Records excerpted from a collection
--- begin ---
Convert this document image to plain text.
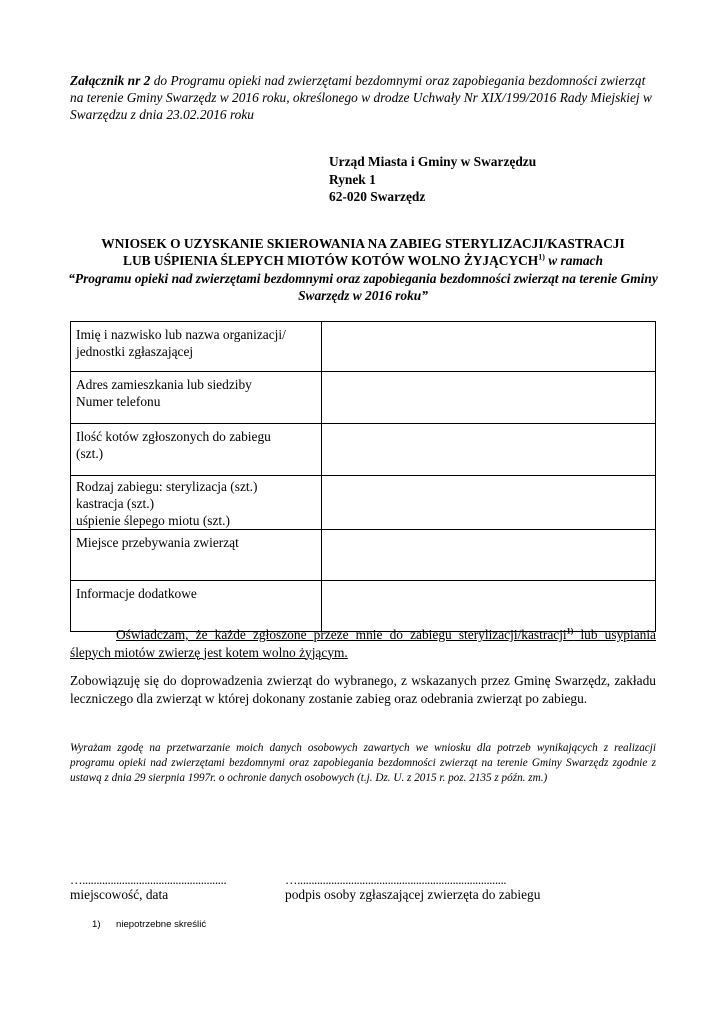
Załącznik nr 2 do Programu opieki nad zwierzętami bezdomnymi oraz zapobiegania bezdomności zwierząt na terenie Gminy Swarzędz w 2016 roku, określonego w drodze Uchwały Nr XIX/199/2016 Rady Miejskiej w Swarzędzu z dnia 23.02.2016 roku
Urząd Miasta i Gminy w Swarzędzu
Rynek 1
62-020 Swarzędz
WNIOSEK O UZYSKANIE SKIEROWANIA NA ZABIEG STERYLIZACJI/KASTRACJI
LUB UŚPIENIA ŚLEPYCH MIOTÓW KOTÓW WOLNO ŻYJĄCYCH$^{1)}$ w ramach
“Programu opieki nad zwierzętami bezdomnymi oraz zapobiegania bezdomności zwierząt na terenie Gminy Swarzędz w 2016 roku”
Imię i nazwisko lub nazwa organizacji/
jednostki zgłaszającej	

Adres zamieszkania lub siedziby
Numer telefonu	

Ilość kotów zgłoszonych do zabiegu
(szt.)	

Rodzaj zabiegu: sterylizacja (szt.)
kastracja (szt.)
uśpienie ślepego miotu (szt.)	

Miejsce przebywania zwierząt	

Informacje dodatkowe	

Oświadczam, że każde zgłoszone przeze mnie do zabiegu sterylizacji/kastracji$^{1)}$ lub usypiania ślepych miotów zwierzę jest kotem wolno żyjącym.
Zobowiązuję się do doprowadzenia zwierząt do wybranego, z wskazanych przez Gminę Swarzędz, zakładu leczniczego dla zwierząt w której dokonany zostanie zabieg oraz odebrania zwierząt po zabiegu.
Wyrażam zgodę na przetwarzanie moich danych osobowych zawartych we wniosku dla potrzeb wynikających z realizacji programu opieki nad zwierzętami bezdomnymi oraz zapobiegania bezdomności zwierząt na terenie Gminy Swarzędz zgodnie z ustawą z dnia 29 sierpnia 1997r. o ochronie danych osobowych (t.j. Dz. U. z 2015 r. poz. 2135 z późn. zm.)
…...................................................
miejscowość, data
…..........................................................................
podpis osoby zgłaszającej zwierzęta do zabiegu
1) niepotrzebne skreślić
--- end ---
-- What needs to be done --
Copy out the data above exactly, except the pictures.

-- Task output --
Convert this document image to plain text.
Załącznik nr 2 do Programu opieki nad zwierzętami bezdomnymi oraz zapobiegania bezdomności zwierząt na terenie Gminy Swarzędz w 2016 roku, określonego w drodze Uchwały Nr XIX/199/2016 Rady Miejskiej w Swarzędzu z dnia 23.02.2016 roku
Urząd Miasta i Gminy w Swarzędzu
Rynek 1
62-020 Swarzędz
WNIOSEK O UZYSKANIE SKIEROWANIA NA ZABIEG STERYLIZACJI/KASTRACJI
LUB UŚPIENIA ŚLEPYCH MIOTÓW KOTÓW WOLNO ŻYJĄCYCH$^{1)}$ w ramach
“Programu opieki nad zwierzętami bezdomnymi oraz zapobiegania bezdomności zwierząt na terenie Gminy Swarzędz w 2016 roku”
Imię i nazwisko lub nazwa organizacji/
jednostki zgłaszającej	

Adres zamieszkania lub siedziby
Numer telefonu	

Ilość kotów zgłoszonych do zabiegu
(szt.)	

Rodzaj zabiegu: sterylizacja (szt.)
kastracja (szt.)
uśpienie ślepego miotu (szt.)	

Miejsce przebywania zwierząt	

Informacje dodatkowe	

Oświadczam, że każde zgłoszone przeze mnie do zabiegu sterylizacji/kastracji$^{1)}$ lub usypiania ślepych miotów zwierzę jest kotem wolno żyjącym.
Zobowiązuję się do doprowadzenia zwierząt do wybranego, z wskazanych przez Gminę Swarzędz, zakładu leczniczego dla zwierząt w której dokonany zostanie zabieg oraz odebrania zwierząt po zabiegu.
Wyrażam zgodę na przetwarzanie moich danych osobowych zawartych we wniosku dla potrzeb wynikających z realizacji programu opieki nad zwierzętami bezdomnymi oraz zapobiegania bezdomności zwierząt na terenie Gminy Swarzędz zgodnie z ustawą z dnia 29 sierpnia 1997r. o ochronie danych osobowych (t.j. Dz. U. z 2015 r. poz. 2135 z późn. zm.)
…...................................................
miejscowość, data
…..........................................................................
podpis osoby zgłaszającej zwierzęta do zabiegu
1) niepotrzebne skreślić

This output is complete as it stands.